DATASET RECORDS:
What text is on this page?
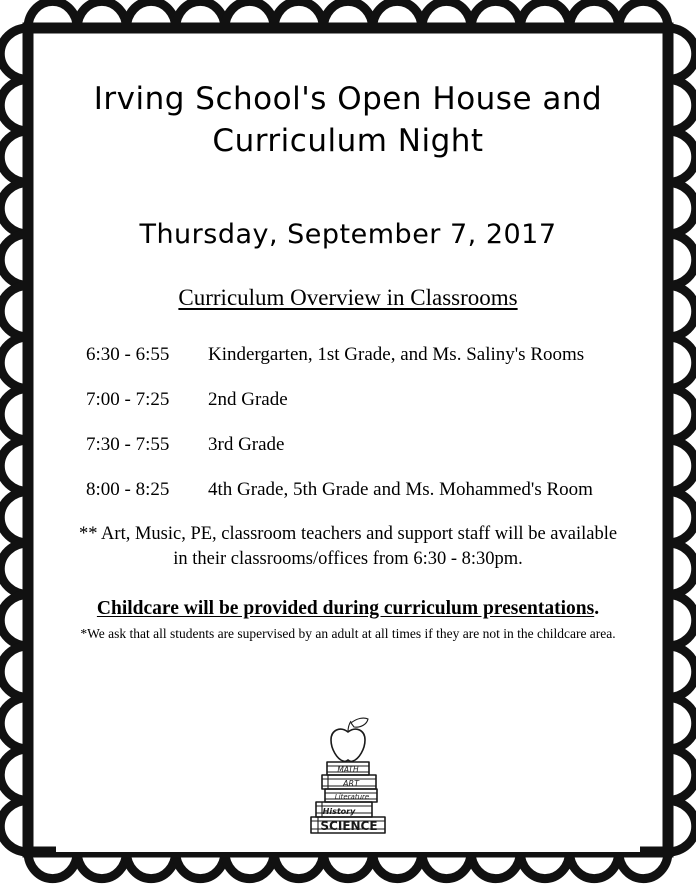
Irving School's Open House and
Curriculum Night
Thursday, September 7, 2017
Curriculum Overview in Classrooms
6:30 - 6:55	Kindergarten, 1st Grade, and Ms. Saliny's Rooms
7:00 - 7:25	2nd Grade
7:30 - 7:55	3rd Grade
8:00 - 8:25	4th Grade, 5th Grade and Ms. Mohammed's Room
** Art, Music, PE, classroom teachers and support staff will be available in their classrooms/offices from 6:30 - 8:30pm.
Childcare will be provided during curriculum presentations.
*We ask that all students are supervised by an adult at all times if they are not in the childcare area.
MATH
ART
Literature
History
SCIENCE
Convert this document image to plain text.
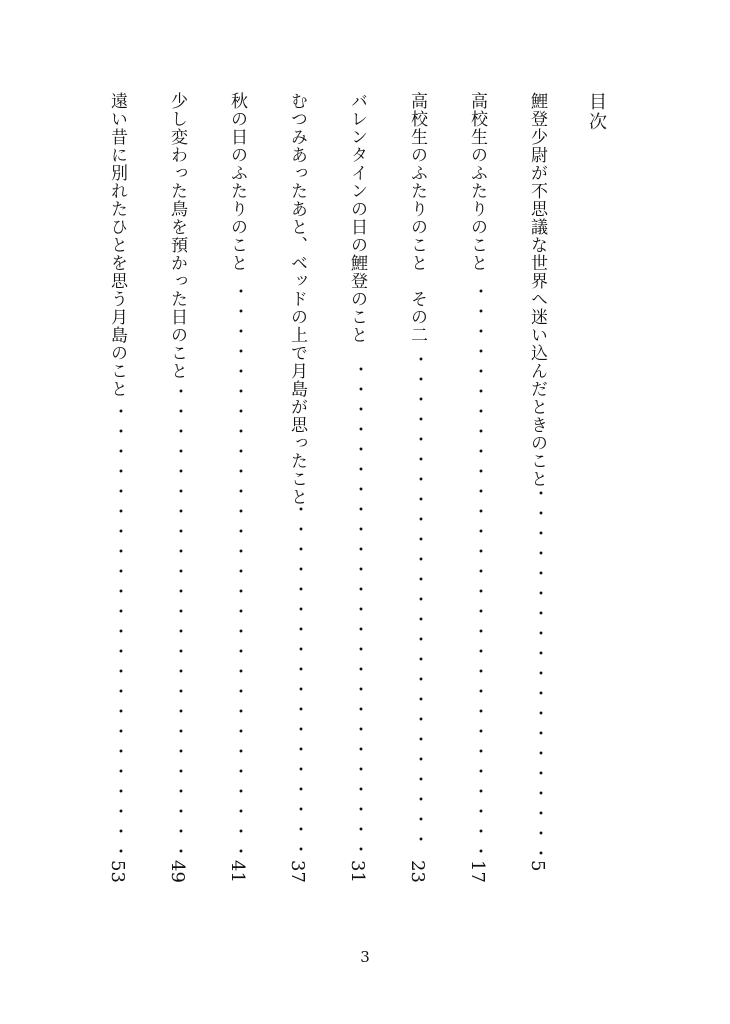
目次
鯉登少尉が不思議な世界へ迷い込んだときのこと
・
・
・
・
・
・
・
・
・
・
・
・
・
・
・
・
・
・
・
5
高校生のふたりのこと
・
・
・
・
・
・
・
・
・
・
・
・
・
・
・
・
・
・
・
・
・
・
・
・
・
・
・
・
・
17
高校生のふたりのこと　その二
・
・
・
・
・
・
・
・
・
・
・
・
・
・
・
・
・
・
・
・
・
・
・
・
・
23
バレンタインの日の鯉登のこと
・
・
・
・
・
・
・
・
・
・
・
・
・
・
・
・
・
・
・
・
・
・
・
・
・
31
むつみあったあと、ベッドの上で月島が思ったこと
・
・
・
・
・
・
・
・
・
・
・
・
・
・
・
・
・
・
37
秋の日のふたりのこと
・
・
・
・
・
・
・
・
・
・
・
・
・
・
・
・
・
・
・
・
・
・
・
・
・
・
・
・
・
41
少し変わった鳥を預かった日のこと
・
・
・
・
・
・
・
・
・
・
・
・
・
・
・
・
・
・
・
・
・
・
・
・
49
遠い昔に別れたひとを思う月島のこと
・
・
・
・
・
・
・
・
・
・
・
・
・
・
・
・
・
・
・
・
・
・
・
53
3
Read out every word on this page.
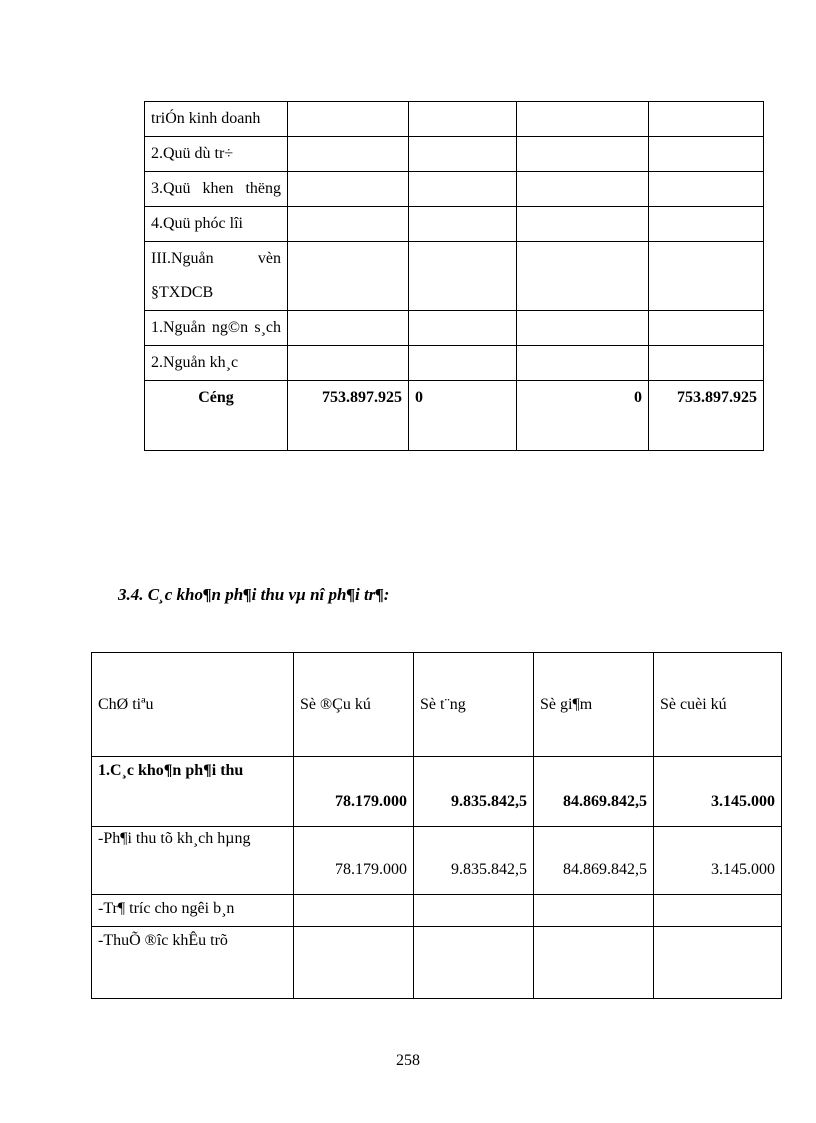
triÓn kinh doanh				
2.Quü dù tr÷				
3.Quü khen thëng				
4.Quü phóc lîi				
III.Nguån vèn §TXDCB				
1.Nguån ng©n s¸ch				
2.Nguån kh¸c				
Céng	753.897.925	0	0	753.897.925
3.4. C¸c kho¶n ph¶i thu vµ nî ph¶i tr¶:
ChØ tiªu	Sè ®Çu kú	Sè t¨ng	Sè gi¶m	Sè cuèi kú
1.C¸c kho¶n ph¶i thu	78.179.000	9.835.842,5	84.869.842,5	3.145.000
-Ph¶i thu tõ kh¸ch hµng	78.179.000	9.835.842,5	84.869.842,5	3.145.000
-Tr¶ tríc cho ngêi b¸n				
-ThuÕ ®îc khÊu trõ				
258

WHAT YOU SHOULD DO:
Using the data above, write out every line exactly, leaving the images behind.

PROBLEM SOLUTION:
What text is on this page?
Irving School's Open House and
Curriculum Night
Thursday, September 7, 2017
Curriculum Overview in Classrooms
6:30 - 6:55	Kindergarten, 1st Grade, and Ms. Saliny's Rooms
7:00 - 7:25	2nd Grade
7:30 - 7:55	3rd Grade
8:00 - 8:25	4th Grade, 5th Grade and Ms. Mohammed's Room
** Art, Music, PE, classroom teachers and support staff will be available in their classrooms/offices from 6:30 - 8:30pm.
Childcare will be provided during curriculum presentations.
*We ask that all students are supervised by an adult at all times if they are not in the childcare area.
MATH
ART
Literature
History
SCIENCE
Convert this document image to plain text.
目次
鯉登少尉が不思議な世界へ迷い込んだときのこと
・
・
・
・
・
・
・
・
・
・
・
・
・
・
・
・
・
・
・
5
高校生のふたりのこと
・
・
・
・
・
・
・
・
・
・
・
・
・
・
・
・
・
・
・
・
・
・
・
・
・
・
・
・
・
17
高校生のふたりのこと　その二
・
・
・
・
・
・
・
・
・
・
・
・
・
・
・
・
・
・
・
・
・
・
・
・
・
23
バレンタインの日の鯉登のこと
・
・
・
・
・
・
・
・
・
・
・
・
・
・
・
・
・
・
・
・
・
・
・
・
・
31
むつみあったあと、ベッドの上で月島が思ったこと
・
・
・
・
・
・
・
・
・
・
・
・
・
・
・
・
・
・
37
秋の日のふたりのこと
・
・
・
・
・
・
・
・
・
・
・
・
・
・
・
・
・
・
・
・
・
・
・
・
・
・
・
・
・
41
少し変わった鳥を預かった日のこと
・
・
・
・
・
・
・
・
・
・
・
・
・
・
・
・
・
・
・
・
・
・
・
・
49
遠い昔に別れたひとを思う月島のこと
・
・
・
・
・
・
・
・
・
・
・
・
・
・
・
・
・
・
・
・
・
・
・
53
3
Read out every word on this page.
triÓn kinh doanh				
2.Quü dù tr÷				
3.Quü khen thëng				
4.Quü phóc lîi				
III.Nguån vèn §TXDCB				
1.Nguån ng©n s¸ch				
2.Nguån kh¸c				
Céng	753.897.925	0	0	753.897.925
3.4. C¸c kho¶n ph¶i thu vµ nî ph¶i tr¶:
ChØ tiªu	Sè ®Çu kú	Sè t¨ng	Sè gi¶m	Sè cuèi kú
1.C¸c kho¶n ph¶i thu	78.179.000	9.835.842,5	84.869.842,5	3.145.000
-Ph¶i thu tõ kh¸ch hµng	78.179.000	9.835.842,5	84.869.842,5	3.145.000
-Tr¶ tríc cho ngêi b¸n				
-ThuÕ ®îc khÊu trõ				
258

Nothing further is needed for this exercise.